Saved entries
┌──
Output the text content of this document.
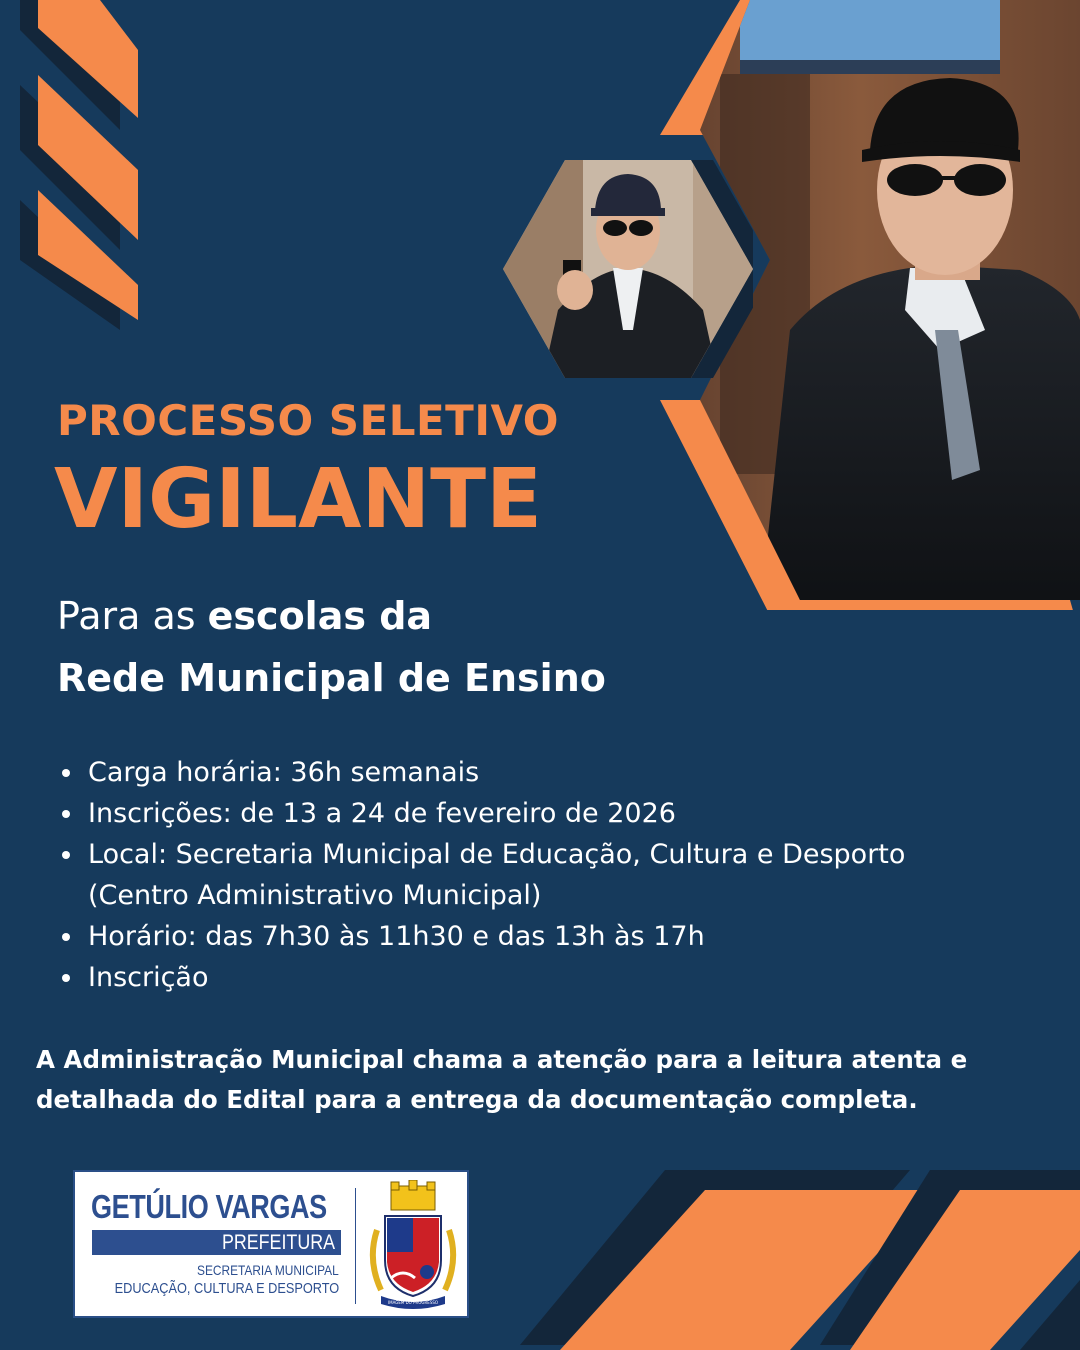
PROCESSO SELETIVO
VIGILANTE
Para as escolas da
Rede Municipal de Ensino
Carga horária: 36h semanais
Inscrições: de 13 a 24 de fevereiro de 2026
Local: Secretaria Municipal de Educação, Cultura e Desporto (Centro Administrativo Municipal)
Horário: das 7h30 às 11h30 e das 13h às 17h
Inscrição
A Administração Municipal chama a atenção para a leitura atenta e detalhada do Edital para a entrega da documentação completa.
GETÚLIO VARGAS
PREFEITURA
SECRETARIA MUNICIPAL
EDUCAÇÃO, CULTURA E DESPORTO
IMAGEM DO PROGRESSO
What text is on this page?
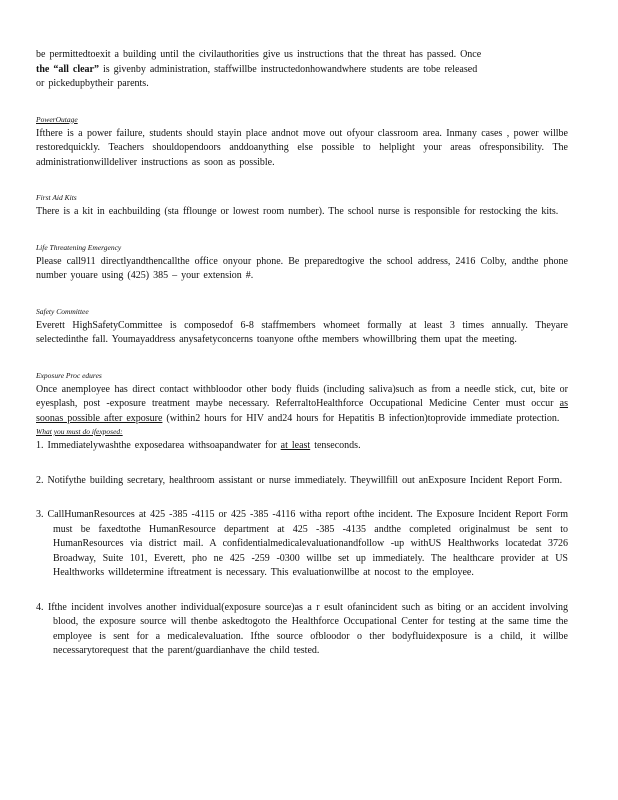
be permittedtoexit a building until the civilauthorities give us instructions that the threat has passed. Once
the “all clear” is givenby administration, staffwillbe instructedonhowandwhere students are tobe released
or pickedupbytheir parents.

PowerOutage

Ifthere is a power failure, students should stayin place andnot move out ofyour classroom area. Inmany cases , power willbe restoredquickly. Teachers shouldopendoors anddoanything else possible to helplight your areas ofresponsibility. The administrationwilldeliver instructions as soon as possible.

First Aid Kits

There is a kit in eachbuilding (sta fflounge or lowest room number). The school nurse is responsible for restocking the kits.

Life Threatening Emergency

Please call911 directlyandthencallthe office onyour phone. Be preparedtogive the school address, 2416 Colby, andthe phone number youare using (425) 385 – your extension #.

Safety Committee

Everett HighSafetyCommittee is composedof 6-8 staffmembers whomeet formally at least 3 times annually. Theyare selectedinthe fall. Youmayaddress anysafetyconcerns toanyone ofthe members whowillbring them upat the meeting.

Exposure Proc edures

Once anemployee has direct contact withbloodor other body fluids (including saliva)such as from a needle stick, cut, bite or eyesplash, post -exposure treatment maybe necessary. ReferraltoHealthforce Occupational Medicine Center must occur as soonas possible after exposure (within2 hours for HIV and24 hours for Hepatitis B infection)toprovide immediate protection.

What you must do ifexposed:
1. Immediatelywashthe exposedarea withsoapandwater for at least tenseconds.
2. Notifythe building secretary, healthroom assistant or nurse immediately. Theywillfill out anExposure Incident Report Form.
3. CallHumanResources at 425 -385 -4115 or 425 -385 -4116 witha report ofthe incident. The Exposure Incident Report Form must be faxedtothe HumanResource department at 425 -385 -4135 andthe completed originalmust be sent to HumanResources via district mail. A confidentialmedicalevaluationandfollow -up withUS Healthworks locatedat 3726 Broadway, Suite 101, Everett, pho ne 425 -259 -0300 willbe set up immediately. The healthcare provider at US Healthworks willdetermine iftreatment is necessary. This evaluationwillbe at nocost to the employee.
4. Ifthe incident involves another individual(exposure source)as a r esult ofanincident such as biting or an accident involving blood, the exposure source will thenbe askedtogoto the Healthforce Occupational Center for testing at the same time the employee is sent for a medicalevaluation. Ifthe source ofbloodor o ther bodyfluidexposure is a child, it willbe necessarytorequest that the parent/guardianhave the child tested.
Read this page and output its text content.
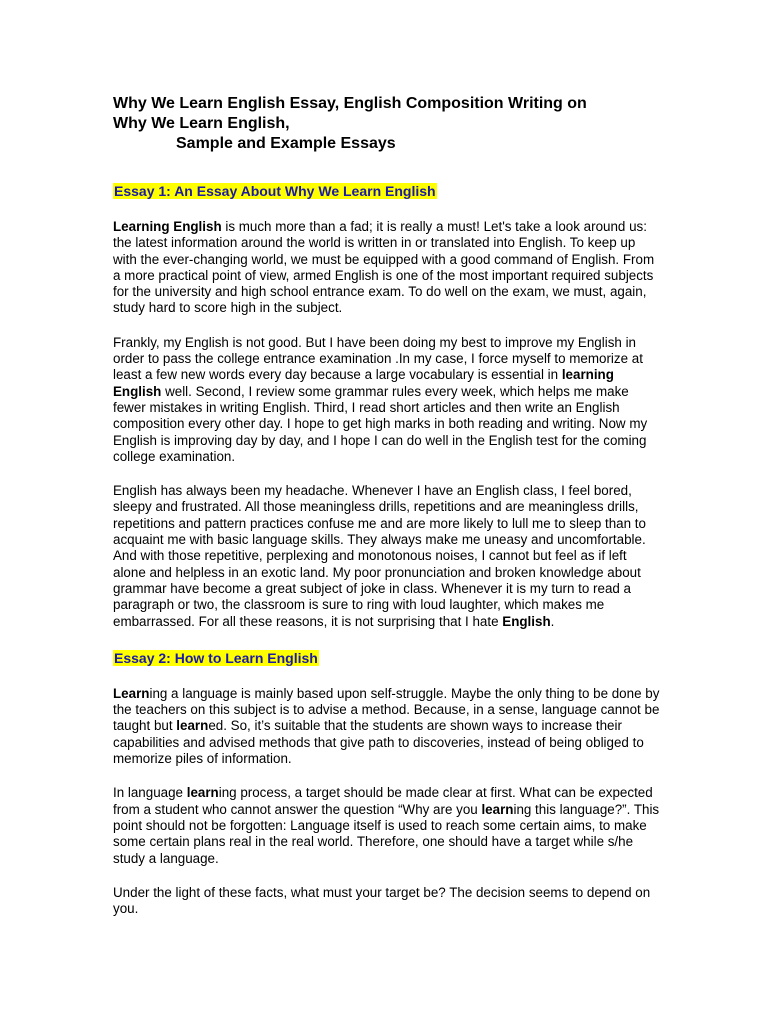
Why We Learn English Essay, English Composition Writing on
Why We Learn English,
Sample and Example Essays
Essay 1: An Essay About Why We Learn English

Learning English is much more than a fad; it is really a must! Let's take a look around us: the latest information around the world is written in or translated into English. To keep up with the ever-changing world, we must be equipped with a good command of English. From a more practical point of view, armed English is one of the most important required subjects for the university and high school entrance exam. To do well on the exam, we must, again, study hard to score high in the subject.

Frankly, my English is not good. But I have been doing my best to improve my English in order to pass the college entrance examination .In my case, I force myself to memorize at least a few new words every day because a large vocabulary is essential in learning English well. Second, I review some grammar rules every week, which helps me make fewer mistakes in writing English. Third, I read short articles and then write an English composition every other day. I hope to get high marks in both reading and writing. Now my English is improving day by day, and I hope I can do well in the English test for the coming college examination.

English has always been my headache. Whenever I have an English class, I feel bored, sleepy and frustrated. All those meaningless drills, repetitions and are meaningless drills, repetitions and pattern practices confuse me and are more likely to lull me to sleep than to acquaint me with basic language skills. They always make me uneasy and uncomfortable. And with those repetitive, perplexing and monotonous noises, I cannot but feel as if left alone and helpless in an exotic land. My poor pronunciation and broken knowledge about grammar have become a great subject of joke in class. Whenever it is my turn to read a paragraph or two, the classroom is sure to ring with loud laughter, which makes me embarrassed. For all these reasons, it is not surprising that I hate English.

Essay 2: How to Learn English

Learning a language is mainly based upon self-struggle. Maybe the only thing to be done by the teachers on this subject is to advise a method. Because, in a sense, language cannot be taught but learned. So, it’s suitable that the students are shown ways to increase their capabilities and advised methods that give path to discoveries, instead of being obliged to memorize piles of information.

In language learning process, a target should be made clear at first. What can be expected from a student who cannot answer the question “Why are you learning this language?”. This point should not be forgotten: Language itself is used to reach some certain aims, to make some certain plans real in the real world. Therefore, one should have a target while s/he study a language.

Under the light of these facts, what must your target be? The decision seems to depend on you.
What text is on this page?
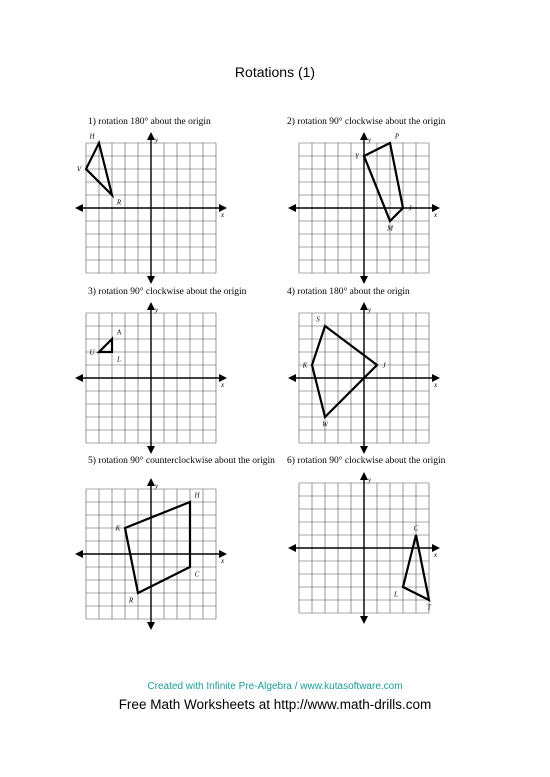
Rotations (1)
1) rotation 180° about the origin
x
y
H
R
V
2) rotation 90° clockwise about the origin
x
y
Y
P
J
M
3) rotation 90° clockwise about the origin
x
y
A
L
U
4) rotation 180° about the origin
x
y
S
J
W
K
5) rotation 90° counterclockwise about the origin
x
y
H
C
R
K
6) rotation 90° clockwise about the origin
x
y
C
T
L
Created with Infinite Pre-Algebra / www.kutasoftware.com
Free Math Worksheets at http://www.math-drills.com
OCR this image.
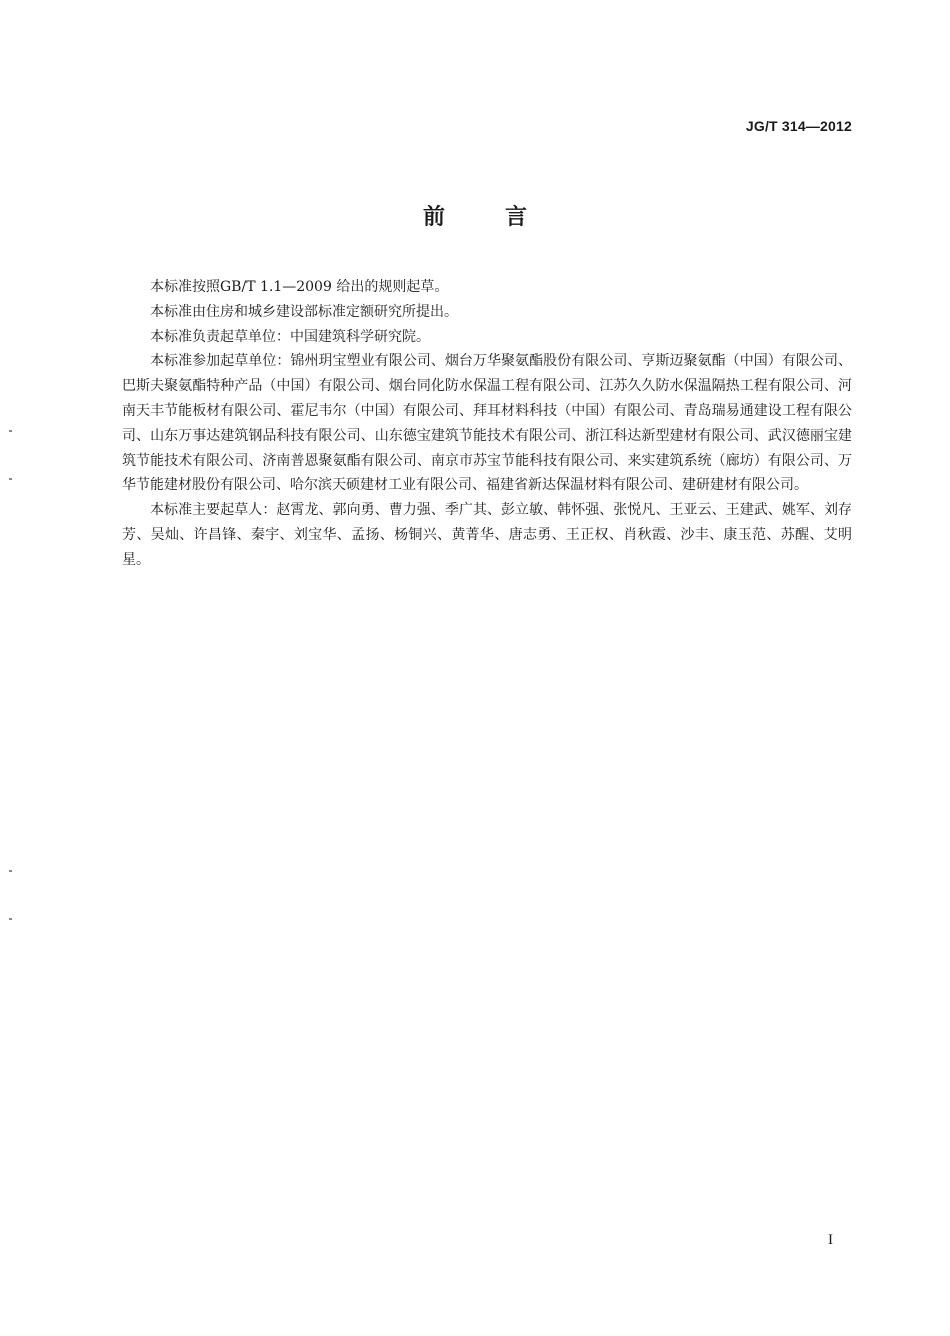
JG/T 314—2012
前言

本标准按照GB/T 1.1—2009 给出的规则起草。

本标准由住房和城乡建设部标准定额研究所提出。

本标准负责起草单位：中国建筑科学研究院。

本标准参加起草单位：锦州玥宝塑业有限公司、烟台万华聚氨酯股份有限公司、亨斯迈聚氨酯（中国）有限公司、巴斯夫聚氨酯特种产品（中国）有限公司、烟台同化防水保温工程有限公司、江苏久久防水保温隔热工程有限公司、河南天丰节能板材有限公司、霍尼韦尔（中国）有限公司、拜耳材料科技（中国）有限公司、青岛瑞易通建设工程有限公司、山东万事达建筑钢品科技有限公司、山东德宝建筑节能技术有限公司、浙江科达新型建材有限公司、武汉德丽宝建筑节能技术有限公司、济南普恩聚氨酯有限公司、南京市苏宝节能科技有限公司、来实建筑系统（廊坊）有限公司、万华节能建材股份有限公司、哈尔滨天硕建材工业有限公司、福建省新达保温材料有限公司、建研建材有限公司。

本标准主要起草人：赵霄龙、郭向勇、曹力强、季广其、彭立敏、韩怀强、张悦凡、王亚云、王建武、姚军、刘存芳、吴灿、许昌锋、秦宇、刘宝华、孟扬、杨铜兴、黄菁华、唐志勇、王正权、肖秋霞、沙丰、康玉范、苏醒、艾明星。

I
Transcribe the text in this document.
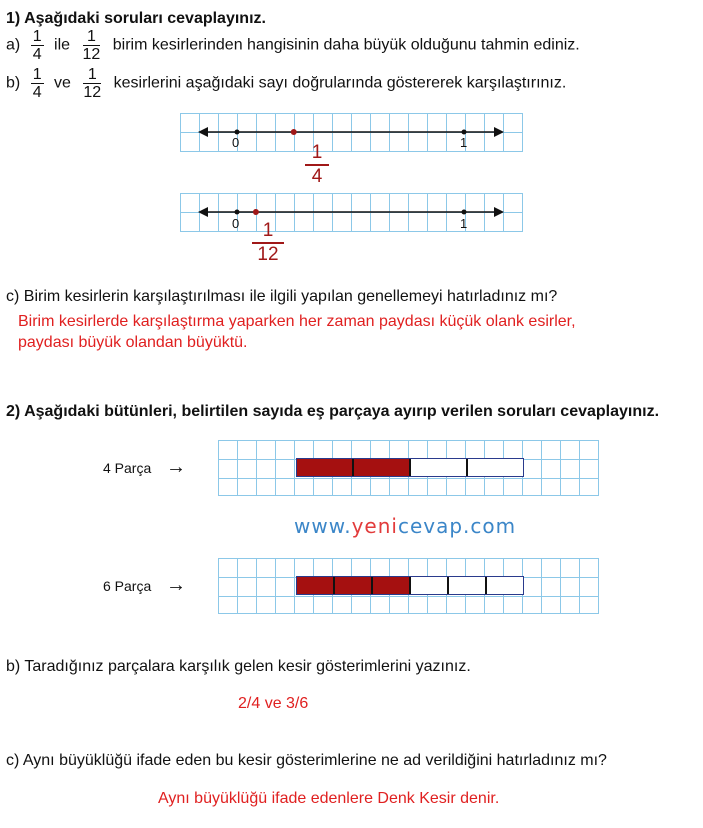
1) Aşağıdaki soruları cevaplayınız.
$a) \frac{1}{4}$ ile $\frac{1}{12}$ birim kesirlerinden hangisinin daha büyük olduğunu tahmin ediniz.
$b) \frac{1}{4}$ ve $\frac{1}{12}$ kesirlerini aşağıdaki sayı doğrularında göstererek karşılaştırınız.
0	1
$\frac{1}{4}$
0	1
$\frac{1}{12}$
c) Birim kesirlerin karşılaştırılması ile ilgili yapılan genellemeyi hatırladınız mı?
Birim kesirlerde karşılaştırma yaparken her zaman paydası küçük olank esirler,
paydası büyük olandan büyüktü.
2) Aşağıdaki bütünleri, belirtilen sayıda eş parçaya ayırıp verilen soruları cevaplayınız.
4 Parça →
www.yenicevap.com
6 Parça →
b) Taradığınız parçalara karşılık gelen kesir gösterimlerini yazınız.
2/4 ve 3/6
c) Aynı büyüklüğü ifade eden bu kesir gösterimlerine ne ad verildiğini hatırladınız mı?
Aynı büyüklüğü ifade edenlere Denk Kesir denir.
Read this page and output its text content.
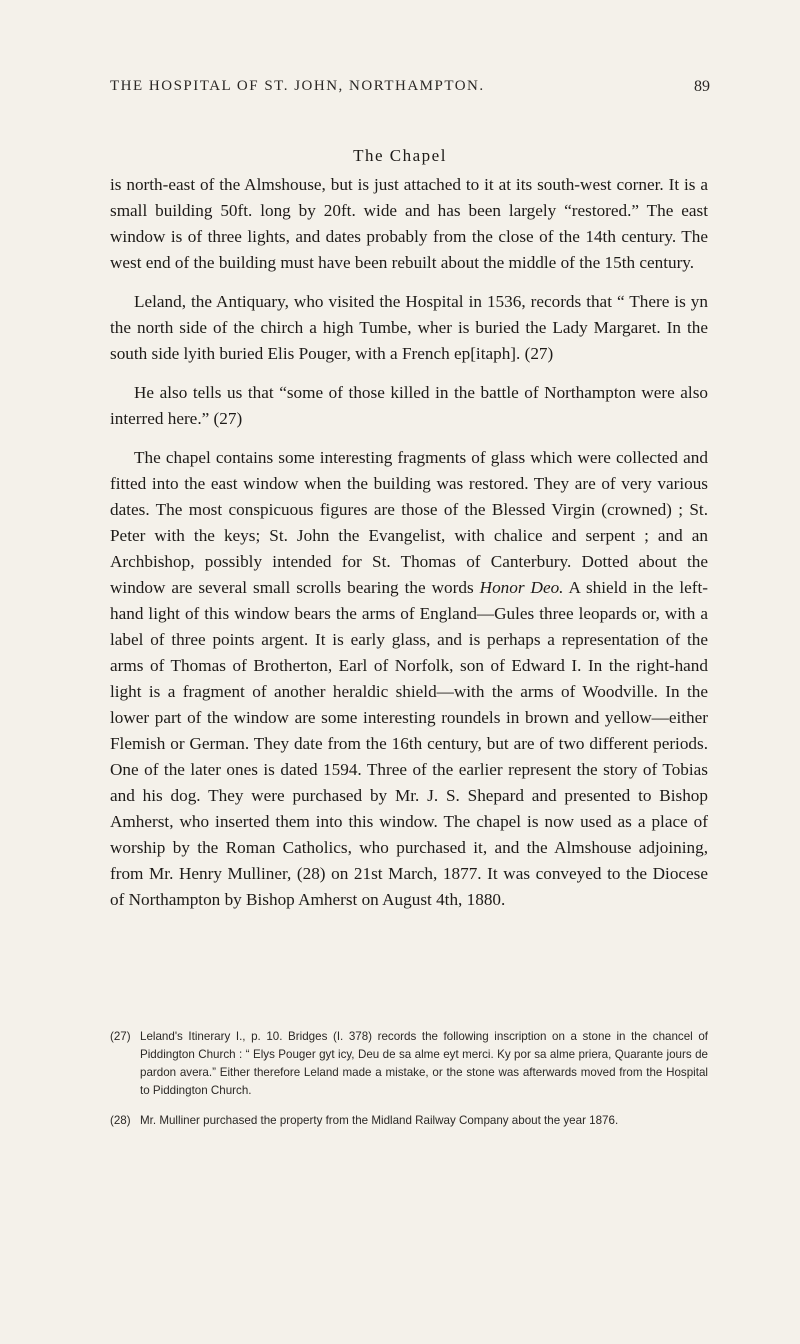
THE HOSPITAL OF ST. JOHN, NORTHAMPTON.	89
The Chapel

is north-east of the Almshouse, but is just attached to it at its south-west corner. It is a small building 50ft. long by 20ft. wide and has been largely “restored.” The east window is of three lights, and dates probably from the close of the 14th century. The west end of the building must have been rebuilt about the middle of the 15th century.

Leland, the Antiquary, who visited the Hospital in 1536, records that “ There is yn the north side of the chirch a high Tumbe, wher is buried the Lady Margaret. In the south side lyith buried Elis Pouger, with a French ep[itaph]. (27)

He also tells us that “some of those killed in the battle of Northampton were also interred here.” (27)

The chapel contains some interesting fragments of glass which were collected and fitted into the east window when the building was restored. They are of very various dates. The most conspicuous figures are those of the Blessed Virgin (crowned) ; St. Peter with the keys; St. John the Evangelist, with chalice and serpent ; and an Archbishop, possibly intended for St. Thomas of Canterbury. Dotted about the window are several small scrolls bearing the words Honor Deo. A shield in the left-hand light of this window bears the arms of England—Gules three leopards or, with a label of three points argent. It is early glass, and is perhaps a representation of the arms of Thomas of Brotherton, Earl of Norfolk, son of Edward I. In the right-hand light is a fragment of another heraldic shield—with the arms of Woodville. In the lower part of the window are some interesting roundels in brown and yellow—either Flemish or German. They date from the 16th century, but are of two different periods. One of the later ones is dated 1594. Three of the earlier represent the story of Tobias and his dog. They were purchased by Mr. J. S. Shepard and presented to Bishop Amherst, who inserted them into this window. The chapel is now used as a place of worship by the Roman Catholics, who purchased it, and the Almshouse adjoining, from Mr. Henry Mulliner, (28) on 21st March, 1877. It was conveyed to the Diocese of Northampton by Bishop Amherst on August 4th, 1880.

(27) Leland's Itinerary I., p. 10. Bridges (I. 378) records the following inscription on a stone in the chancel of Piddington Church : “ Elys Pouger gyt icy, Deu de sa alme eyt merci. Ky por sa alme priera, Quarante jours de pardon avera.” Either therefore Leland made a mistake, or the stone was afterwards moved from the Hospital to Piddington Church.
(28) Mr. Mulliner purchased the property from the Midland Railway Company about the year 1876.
└──
**EXERCISE**
Pull out each line containing the word "paydası" and copy it.

**ANSWER TO THE TASK**
Birim kesirlerde karşılaştırma yaparken her zaman paydası küçük olank esirler,
paydası büyük olandan büyüktü.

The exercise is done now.